**DATASET EXCERPTS**:
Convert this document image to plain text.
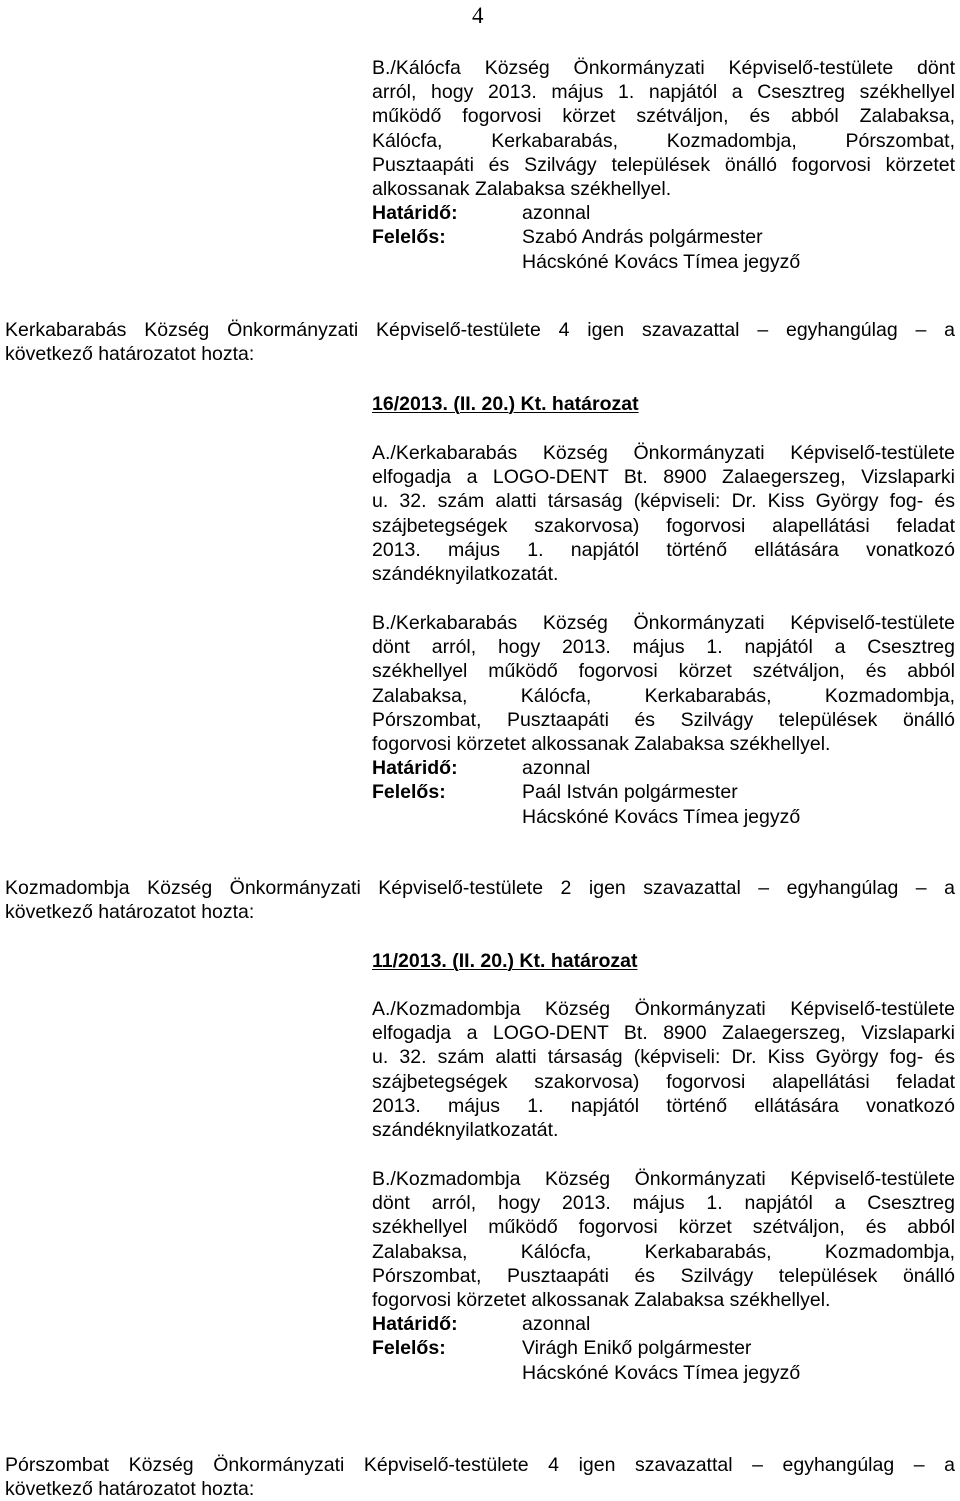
4
B./Kálócfa Község Önkormányzati Képviselő-testülete dönt
arról, hogy 2013. május 1. napjától a Csesztreg székhellyel
működő fogorvosi körzet szétváljon, és abból Zalabaksa,
Kálócfa, Kerkabarabás, Kozmadombja, Pórszombat,
Pusztaapáti és Szilvágy települések önálló fogorvosi körzetet
alkossanak Zalabaksa székhellyel.
Határidő:	azonnal
Felelős:	Szabó András polgármester
Hácskóné Kovács Tímea jegyző
Kerkabarabás Község Önkormányzati Képviselő-testülete 4 igen szavazattal – egyhangúlag – a
következő határozatot hozta:
16/2013. (II. 20.) Kt. határozat
A./Kerkabarabás Község Önkormányzati Képviselő-testülete
elfogadja a LOGO-DENT Bt. 8900 Zalaegerszeg, Vizslaparki
u. 32. szám alatti társaság (képviseli: Dr. Kiss György fog- és
szájbetegségek szakorvosa) fogorvosi alapellátási feladat
2013. május 1. napjától történő ellátására vonatkozó
szándéknyilatkozatát.
B./Kerkabarabás Község Önkormányzati Képviselő-testülete
dönt arról, hogy 2013. május 1. napjától a Csesztreg
székhellyel működő fogorvosi körzet szétváljon, és abból
Zalabaksa, Kálócfa, Kerkabarabás, Kozmadombja,
Pórszombat, Pusztaapáti és Szilvágy települések önálló
fogorvosi körzetet alkossanak Zalabaksa székhellyel.
Határidő:	azonnal
Felelős:	Paál István polgármester
Hácskóné Kovács Tímea jegyző
Kozmadombja Község Önkormányzati Képviselő-testülete 2 igen szavazattal – egyhangúlag – a
következő határozatot hozta:
11/2013. (II. 20.) Kt. határozat
A./Kozmadombja Község Önkormányzati Képviselő-testülete
elfogadja a LOGO-DENT Bt. 8900 Zalaegerszeg, Vizslaparki
u. 32. szám alatti társaság (képviseli: Dr. Kiss György fog- és
szájbetegségek szakorvosa) fogorvosi alapellátási feladat
2013. május 1. napjától történő ellátására vonatkozó
szándéknyilatkozatát.
B./Kozmadombja Község Önkormányzati Képviselő-testülete
dönt arról, hogy 2013. május 1. napjától a Csesztreg
székhellyel működő fogorvosi körzet szétváljon, és abból
Zalabaksa, Kálócfa, Kerkabarabás, Kozmadombja,
Pórszombat, Pusztaapáti és Szilvágy települések önálló
fogorvosi körzetet alkossanak Zalabaksa székhellyel.
Határidő:	azonnal
Felelős:	Virágh Enikő polgármester
Hácskóné Kovács Tímea jegyző
Pórszombat Község Önkormányzati Képviselő-testülete 4 igen szavazattal – egyhangúlag – a
következő határozatot hozta:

**SET PROBLEM**: Collect each line above holding the string "Felelős".

**TASK ANSWER**:
Felelős:	Szabó András polgármester
Felelős:	Paál István polgármester
Felelős:	Virágh Enikő polgármester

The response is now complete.